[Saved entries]
+===+
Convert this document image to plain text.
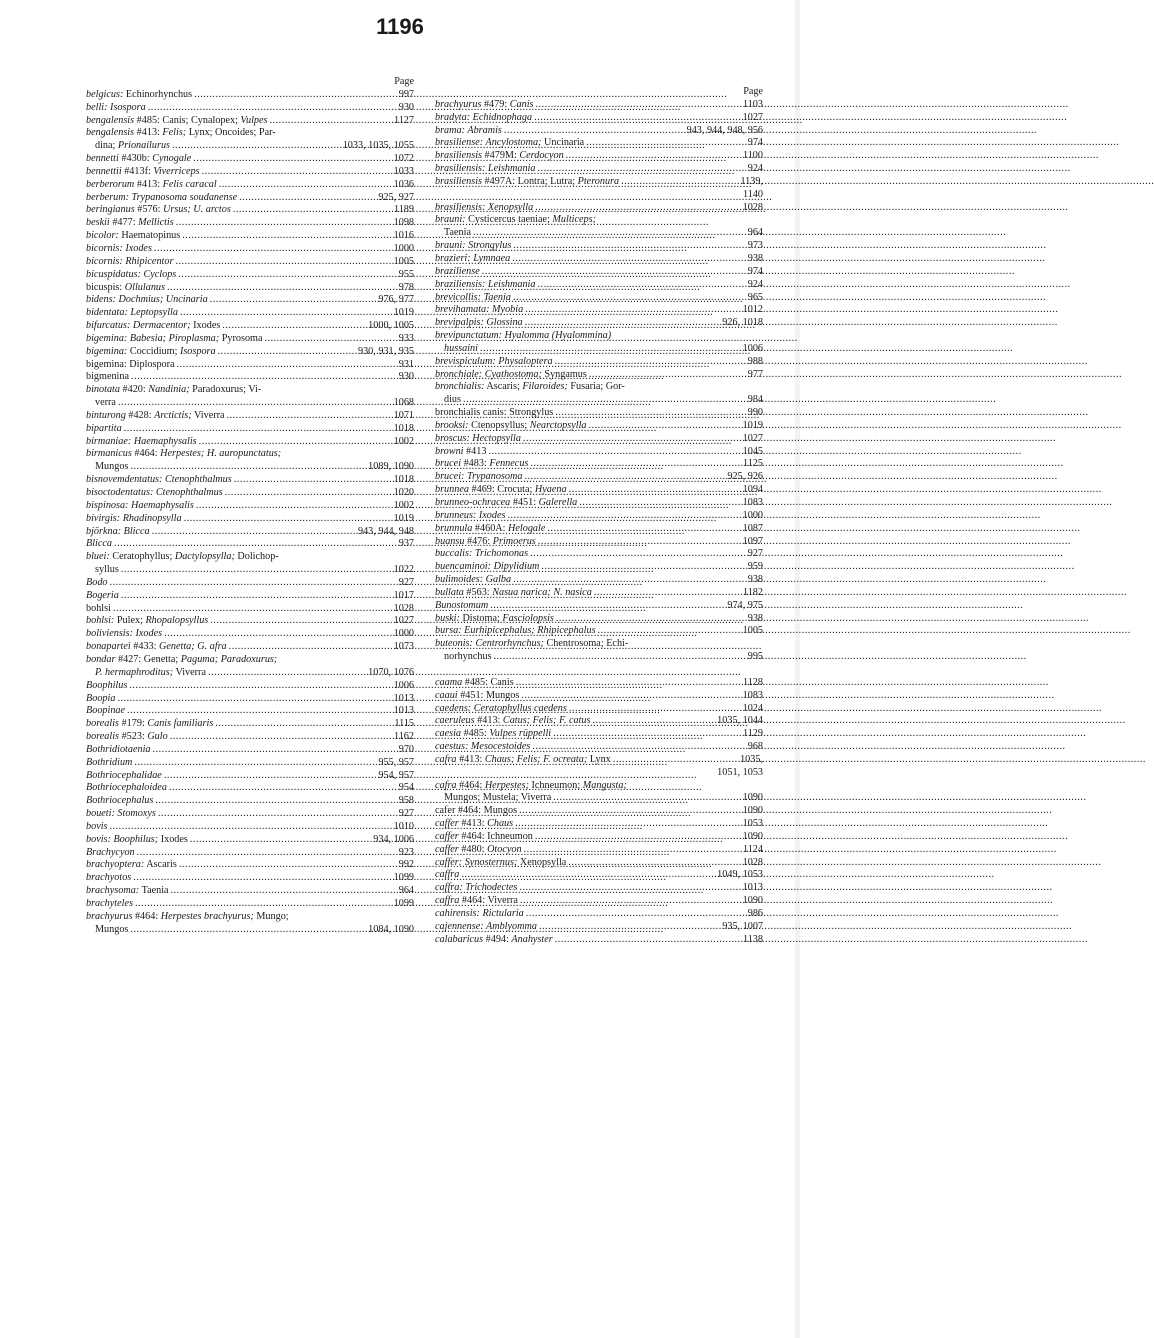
1196
Page
belgicus: Echinorhynchus .....	997
belli: Isospora .....	930
bengalensis #485: Canis; Cynalopex; Vulpes .....	1127
bengalensis #413: Felis; Lynx; Oncoides; Par-
dina; Prionailurus .....	1033, 1035, 1055
bennetti #430b: Cynogale .....	1072
bennettii #413f: Viverriceps .....	1033
berberorum #413: Felis caracal .....	1036
berberum: Trypanosoma soudanense .....	925, 927
beringianus #576: Ursus; U. arctos .....	1189
beskii #477: Mellictis .....	1098
bicolor: Haematopinus .....	1016
bicornis: Ixodes .....	1000
bicornis: Rhipicentor .....	1005
bicuspidatus: Cyclops .....	955
bicuspis: Ollulanus .....	978
bidens: Dochmius; Uncinaria .....	976, 977
bidentata: Leptopsylla .....	1019
bifurcatus: Dermacentor; Ixodes .....	1000, 1005
bigemina: Babesia; Piroplasma; Pyrosoma .....	933
bigemina: Coccidium; Isospora .....	930, 931, 935
bigemina: Diplospora .....	931
bigmenina .....	930
binotata #420: Nandinia; Paradoxurus; Vi-
verra .....	1068
binturong #428: Arctictis; Viverra .....	1071
bipartita .....	1018
birmaniae: Haemaphysalis .....	1002
birmanicus #464: Herpestes; H. auropunctatus;
Mungos .....	1089, 1090
bisnovemdentatus: Ctenophthalmus .....	1018
bisoctodentatus: Ctenophthalmus .....	1020
bispinosa: Haemaphysalis .....	1002
bivirgis: Rhadinopsylla .....	1019
björkna: Blicca .....	943, 944, 948
Blicca .....	937
bluei: Ceratophyllus; Dactylopsylla; Dolichop-
syllus .....	1022
Bodo .....	927
Bogeria .....	1017
bohlsi .....	1028
bohlsi: Pulex; Rhopalopsyllus .....	1027
boliviensis: Ixodes .....	1000
bonapartei #433: Genetta; G. afra .....	1073
bondar #427: Genetta; Paguma; Paradoxurus;
P. hermaphroditus; Viverra .....	1070, 1076
Boophilus .....	1006
Boopia .....	1013
Boopinae .....	1013
borealis #179: Canis familiaris .....	1115
borealis #523: Gulo .....	1162
Bothridiotaenia .....	970
Bothridium .....	955, 957
Bothriocephalidae .....	954, 957
Bothriocephaloidea .....	954
Bothriocephalus .....	958
boueti: Stomoxys .....	927
bovis .....	1010
bovis: Boophilus; Ixodes .....	934, 1006
Brachycyon .....	923
brachyoptera: Ascaris .....	992
brachyotos .....	1099
brachysoma: Taenia .....	964
brachyteles .....	1099
brachyurus #464: Herpestes brachyurus; Mungo;
Mungos .....	1084, 1090
Page
brachyurus #479: Canis .....	1103
bradyta: Echidnophaga .....	1027
brama: Abramis .....	943, 944, 948, 956
brasiliense: Ancylostoma; Uncinaria .....	974
brasiliensis #479M: Cerdocyon .....	1100
brasiliensis: Leishmania .....	924
brasiliensis #497A: Lontra; Lutra; Pteronura .....	1139,
1140
brasiliensis: Xenopsylla .....	1028
brauni: Cysticercus taeniae; Multiceps;
Taenia .....	964
brauni: Strongylus .....	973
brazieri: Lymnaea .....	938
braziliense .....	974
braziliensis: Leishmania .....	924
brevicollis: Taenia .....	965
brevihamata: Myobia .....	1012
brevipalpis: Glossina .....	926, 1018
brevipunctatum: Hyalomma (Hyalommina)
hussaini .....	1006
brevispiculum: Physaloptera .....	988
bronchiale: Cyathostoma; Syngamus .....	977
bronchialis: Ascaris; Filaroides; Fusaria; Gor-
dius .....	984
bronchialis canis: Strongylus .....	990
brooksi: Ctenopsyllus; Nearctopsylla .....	1019
broscus: Hectopsylla .....	1027
browni #413 .....	1045
brucei #483: Fennecus .....	1125
brucei: Trypanosoma .....	925, 926
brunnea #469: Crocuta; Hyaena .....	1094
brunneo-ochracea #451: Galerella .....	1083
brunneus: Ixodes .....	1000
brunnula #460A: Helogale .....	1087
buansu #476: Primoerus .....	1097
buccalis: Trichomonas .....	927
buencaminoi: Dipylidium .....	959
bulimoides: Galba .....	938
bullata #563: Nasua narica; N. nasica .....	1182
Bunostomum .....	974, 975
buski: Distoma; Fasciolopsis .....	938
bursa: Eurhipicephalus; Rhipicephalus .....	1005
buteonis: Centrorhynchus; Chentrosoma; Echi-
norhynchus .....	995
caama #485: Canis .....	1128
caaui #451: Mungos .....	1083
caedens: Ceratophyllus caedens .....	1024
caeruleus #413: Catus; Felis; F. catus .....	1035, 1044
caesia #485: Vulpes rüppelli .....	1129
caestus: Mesocestoides .....	968
cafra #413: Chaus; Felis; F. ocreata; Lynx .....	1035,
1051, 1053
cafra #464: Herpestes; Ichneumon; Mangusta;
Mungos; Mustela; Viverra .....	1090
cafer #464: Mungos .....	1090
caffer #413: Chaus .....	1053
caffer #464: Ichneumon .....	1090
caffer #480: Otocyon .....	1124
caffer: Synosternus; Xenopsylla .....	1028
caffra .....	1049, 1053
caffra: Trichodectes .....	1013
caffra #464: Viverra .....	1090
cahirensis: Rictularia .....	986
cajennense: Amblyomma .....	935, 1007
calabaricus #494: Anahyster .....	1138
+===+
Which lines hold the string "caffer"? Copy all of them from the data above.

caffer #413: Chaus .....	1053
caffer #464: Ichneumon .....	1090
caffer #480: Otocyon .....	1124
caffer: Synosternus; Xenopsylla .....	1028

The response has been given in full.